(Dataset entries)
———
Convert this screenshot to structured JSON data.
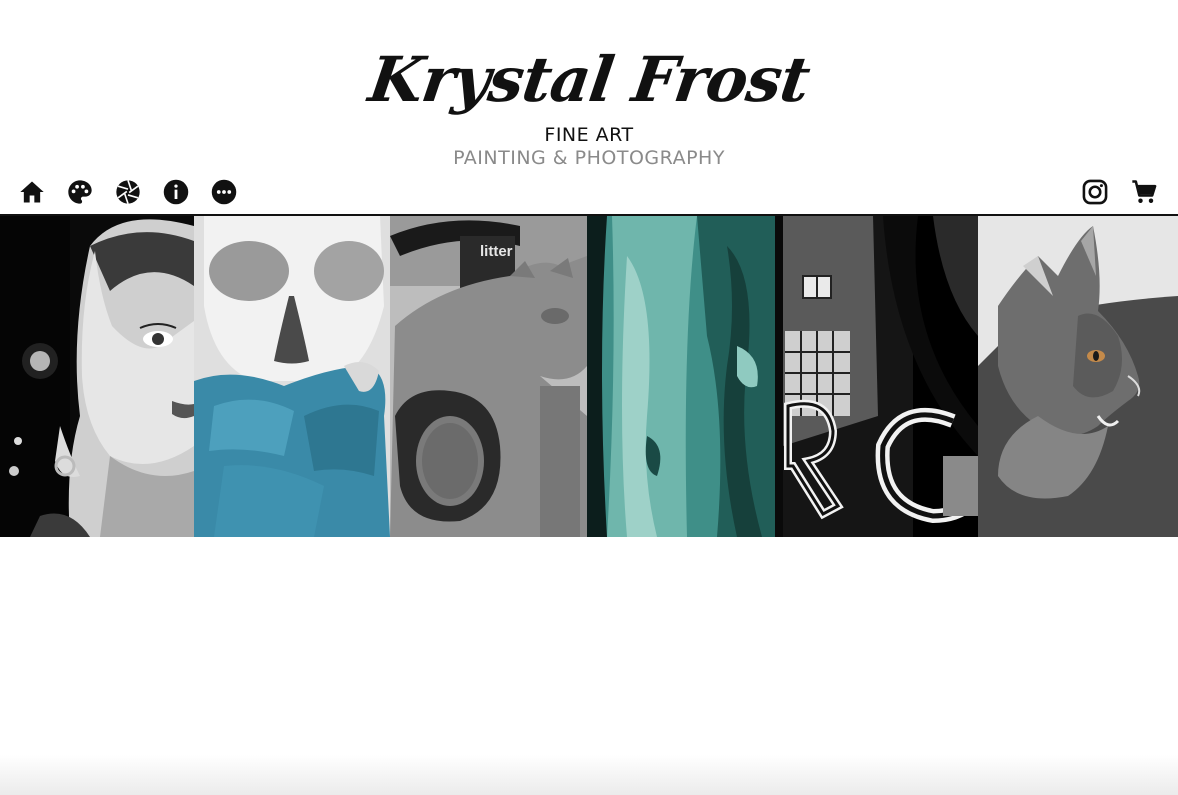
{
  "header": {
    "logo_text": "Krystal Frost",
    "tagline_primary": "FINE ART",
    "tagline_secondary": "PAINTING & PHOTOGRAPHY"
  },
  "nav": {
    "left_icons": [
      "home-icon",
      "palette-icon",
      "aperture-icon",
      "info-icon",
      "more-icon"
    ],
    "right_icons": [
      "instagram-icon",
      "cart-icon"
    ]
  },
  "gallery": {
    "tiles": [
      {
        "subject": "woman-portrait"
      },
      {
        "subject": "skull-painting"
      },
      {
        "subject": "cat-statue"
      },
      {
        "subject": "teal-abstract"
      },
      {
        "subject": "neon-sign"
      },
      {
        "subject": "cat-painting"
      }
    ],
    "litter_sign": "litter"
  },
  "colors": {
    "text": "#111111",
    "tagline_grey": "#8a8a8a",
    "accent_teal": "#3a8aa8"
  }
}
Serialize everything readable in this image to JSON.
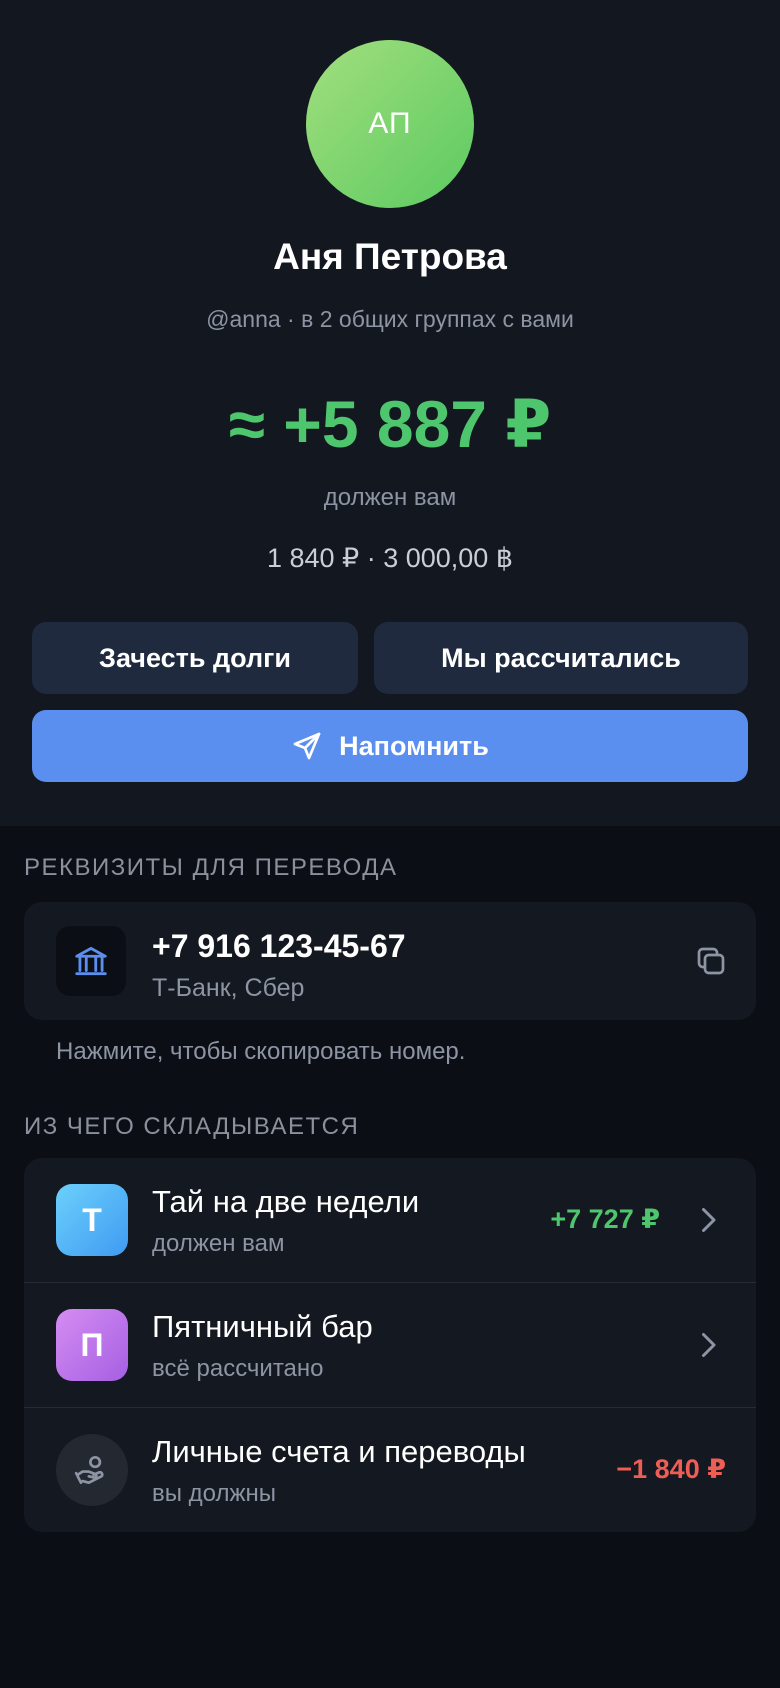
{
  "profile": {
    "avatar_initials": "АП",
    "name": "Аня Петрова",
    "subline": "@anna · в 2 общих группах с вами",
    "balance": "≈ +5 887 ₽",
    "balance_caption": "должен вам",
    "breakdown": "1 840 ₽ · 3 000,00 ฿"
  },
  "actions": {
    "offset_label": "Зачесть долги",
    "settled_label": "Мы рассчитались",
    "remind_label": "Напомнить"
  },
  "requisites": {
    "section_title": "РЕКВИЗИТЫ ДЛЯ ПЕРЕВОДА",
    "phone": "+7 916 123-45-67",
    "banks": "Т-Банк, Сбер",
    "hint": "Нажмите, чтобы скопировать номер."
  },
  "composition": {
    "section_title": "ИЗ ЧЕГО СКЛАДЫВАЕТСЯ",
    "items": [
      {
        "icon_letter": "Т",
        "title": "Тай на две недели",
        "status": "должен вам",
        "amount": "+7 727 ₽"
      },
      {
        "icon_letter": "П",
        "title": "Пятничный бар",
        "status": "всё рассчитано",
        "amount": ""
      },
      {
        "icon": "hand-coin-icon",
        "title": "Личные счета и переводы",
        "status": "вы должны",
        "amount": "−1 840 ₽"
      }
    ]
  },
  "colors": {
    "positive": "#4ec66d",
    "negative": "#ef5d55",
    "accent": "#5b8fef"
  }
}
———
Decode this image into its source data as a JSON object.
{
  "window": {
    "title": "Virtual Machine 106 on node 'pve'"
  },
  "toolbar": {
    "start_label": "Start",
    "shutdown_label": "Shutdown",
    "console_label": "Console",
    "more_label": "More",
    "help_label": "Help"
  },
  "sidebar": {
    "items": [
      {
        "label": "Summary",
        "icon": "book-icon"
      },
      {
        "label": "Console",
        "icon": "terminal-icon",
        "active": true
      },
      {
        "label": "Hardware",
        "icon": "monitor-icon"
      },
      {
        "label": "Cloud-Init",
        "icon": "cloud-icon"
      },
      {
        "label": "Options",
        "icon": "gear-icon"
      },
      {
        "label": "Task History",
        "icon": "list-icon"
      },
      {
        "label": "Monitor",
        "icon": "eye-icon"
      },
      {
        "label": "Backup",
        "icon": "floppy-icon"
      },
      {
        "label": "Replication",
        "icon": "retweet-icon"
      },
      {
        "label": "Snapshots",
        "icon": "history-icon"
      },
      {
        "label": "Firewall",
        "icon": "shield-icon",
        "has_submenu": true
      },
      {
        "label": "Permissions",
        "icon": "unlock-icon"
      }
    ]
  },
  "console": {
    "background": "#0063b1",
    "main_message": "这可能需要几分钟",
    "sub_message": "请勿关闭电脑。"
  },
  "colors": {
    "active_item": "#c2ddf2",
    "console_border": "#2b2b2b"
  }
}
———
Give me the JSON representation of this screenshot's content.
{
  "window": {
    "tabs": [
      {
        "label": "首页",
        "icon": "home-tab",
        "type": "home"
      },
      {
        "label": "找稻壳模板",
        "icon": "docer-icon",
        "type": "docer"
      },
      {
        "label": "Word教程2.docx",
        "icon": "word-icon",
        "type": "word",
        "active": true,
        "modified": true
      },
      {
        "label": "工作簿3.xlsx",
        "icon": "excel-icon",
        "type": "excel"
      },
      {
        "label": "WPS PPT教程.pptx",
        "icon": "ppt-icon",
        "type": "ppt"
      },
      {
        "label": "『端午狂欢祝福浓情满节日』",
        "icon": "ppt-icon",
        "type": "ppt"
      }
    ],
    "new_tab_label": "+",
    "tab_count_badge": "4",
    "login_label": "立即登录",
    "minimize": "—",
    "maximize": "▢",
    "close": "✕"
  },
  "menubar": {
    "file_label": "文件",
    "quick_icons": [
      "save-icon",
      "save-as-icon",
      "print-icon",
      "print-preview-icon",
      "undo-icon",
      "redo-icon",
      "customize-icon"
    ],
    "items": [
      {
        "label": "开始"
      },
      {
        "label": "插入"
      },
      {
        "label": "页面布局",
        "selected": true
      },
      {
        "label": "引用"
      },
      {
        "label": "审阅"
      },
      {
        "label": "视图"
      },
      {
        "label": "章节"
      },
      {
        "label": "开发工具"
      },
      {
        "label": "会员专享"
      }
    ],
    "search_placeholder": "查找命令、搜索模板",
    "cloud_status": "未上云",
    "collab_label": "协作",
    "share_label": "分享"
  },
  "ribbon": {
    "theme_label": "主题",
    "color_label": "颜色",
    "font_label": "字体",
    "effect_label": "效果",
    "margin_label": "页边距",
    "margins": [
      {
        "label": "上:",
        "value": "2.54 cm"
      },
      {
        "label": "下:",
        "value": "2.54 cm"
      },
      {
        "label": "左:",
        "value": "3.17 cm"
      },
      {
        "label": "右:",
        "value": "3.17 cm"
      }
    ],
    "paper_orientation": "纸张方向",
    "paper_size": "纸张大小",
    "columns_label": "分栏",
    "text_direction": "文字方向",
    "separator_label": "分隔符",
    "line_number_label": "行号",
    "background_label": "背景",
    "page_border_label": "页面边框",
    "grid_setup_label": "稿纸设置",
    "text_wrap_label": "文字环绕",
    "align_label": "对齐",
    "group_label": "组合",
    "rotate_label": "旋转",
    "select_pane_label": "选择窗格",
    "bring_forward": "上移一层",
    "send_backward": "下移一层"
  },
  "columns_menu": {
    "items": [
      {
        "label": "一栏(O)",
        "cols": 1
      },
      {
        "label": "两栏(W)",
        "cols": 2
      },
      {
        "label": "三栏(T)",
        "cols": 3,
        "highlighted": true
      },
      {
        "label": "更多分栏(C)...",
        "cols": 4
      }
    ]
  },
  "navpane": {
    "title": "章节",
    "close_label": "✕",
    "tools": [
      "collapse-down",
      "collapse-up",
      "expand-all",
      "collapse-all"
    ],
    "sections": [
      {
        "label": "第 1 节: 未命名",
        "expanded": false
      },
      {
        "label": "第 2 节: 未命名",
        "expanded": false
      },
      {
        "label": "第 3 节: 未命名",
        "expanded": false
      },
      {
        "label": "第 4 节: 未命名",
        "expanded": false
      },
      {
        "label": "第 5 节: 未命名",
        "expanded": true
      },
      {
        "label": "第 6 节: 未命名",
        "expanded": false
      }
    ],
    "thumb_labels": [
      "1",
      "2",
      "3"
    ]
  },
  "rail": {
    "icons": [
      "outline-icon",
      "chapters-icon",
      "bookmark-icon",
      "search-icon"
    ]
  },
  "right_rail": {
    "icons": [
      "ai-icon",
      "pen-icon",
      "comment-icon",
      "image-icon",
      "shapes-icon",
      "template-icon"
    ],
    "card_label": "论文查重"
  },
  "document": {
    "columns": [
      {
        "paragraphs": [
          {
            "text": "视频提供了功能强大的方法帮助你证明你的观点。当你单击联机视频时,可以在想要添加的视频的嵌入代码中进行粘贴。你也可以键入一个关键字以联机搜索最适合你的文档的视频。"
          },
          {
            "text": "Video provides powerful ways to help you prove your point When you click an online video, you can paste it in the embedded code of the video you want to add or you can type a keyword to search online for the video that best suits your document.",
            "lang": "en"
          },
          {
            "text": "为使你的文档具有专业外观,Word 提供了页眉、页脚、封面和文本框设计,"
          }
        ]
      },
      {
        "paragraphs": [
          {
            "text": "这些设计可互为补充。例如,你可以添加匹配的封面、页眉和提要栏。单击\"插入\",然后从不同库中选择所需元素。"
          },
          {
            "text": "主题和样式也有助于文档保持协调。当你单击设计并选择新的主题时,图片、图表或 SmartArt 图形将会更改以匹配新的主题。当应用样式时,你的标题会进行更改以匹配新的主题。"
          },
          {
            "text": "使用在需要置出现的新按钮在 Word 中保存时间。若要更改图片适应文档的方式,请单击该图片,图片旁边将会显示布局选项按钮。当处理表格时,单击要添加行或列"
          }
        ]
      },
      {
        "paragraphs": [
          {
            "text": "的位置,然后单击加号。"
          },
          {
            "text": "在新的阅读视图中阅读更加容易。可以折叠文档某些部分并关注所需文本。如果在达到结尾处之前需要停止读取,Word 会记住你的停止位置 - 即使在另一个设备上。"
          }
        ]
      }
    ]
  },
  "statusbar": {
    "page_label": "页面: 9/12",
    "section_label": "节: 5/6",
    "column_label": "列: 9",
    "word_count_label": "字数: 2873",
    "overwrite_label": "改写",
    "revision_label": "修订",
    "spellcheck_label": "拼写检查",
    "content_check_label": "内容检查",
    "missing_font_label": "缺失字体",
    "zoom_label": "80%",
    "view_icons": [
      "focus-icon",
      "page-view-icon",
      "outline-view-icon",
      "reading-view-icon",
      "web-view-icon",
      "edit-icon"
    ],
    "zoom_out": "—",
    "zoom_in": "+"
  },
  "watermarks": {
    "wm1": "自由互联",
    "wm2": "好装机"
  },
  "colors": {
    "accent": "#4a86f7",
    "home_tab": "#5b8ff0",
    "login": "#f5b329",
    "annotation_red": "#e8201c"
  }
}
———
» **TO BE DONE**
Find the lines that include the string "subject", then copy each of them.

» **RESPONSE BELOW**
        "subject": "woman-portrait"
        "subject": "skull-painting"
        "subject": "cat-statue"
        "subject": "teal-abstract"
        "subject": "neon-sign"
        "subject": "cat-painting"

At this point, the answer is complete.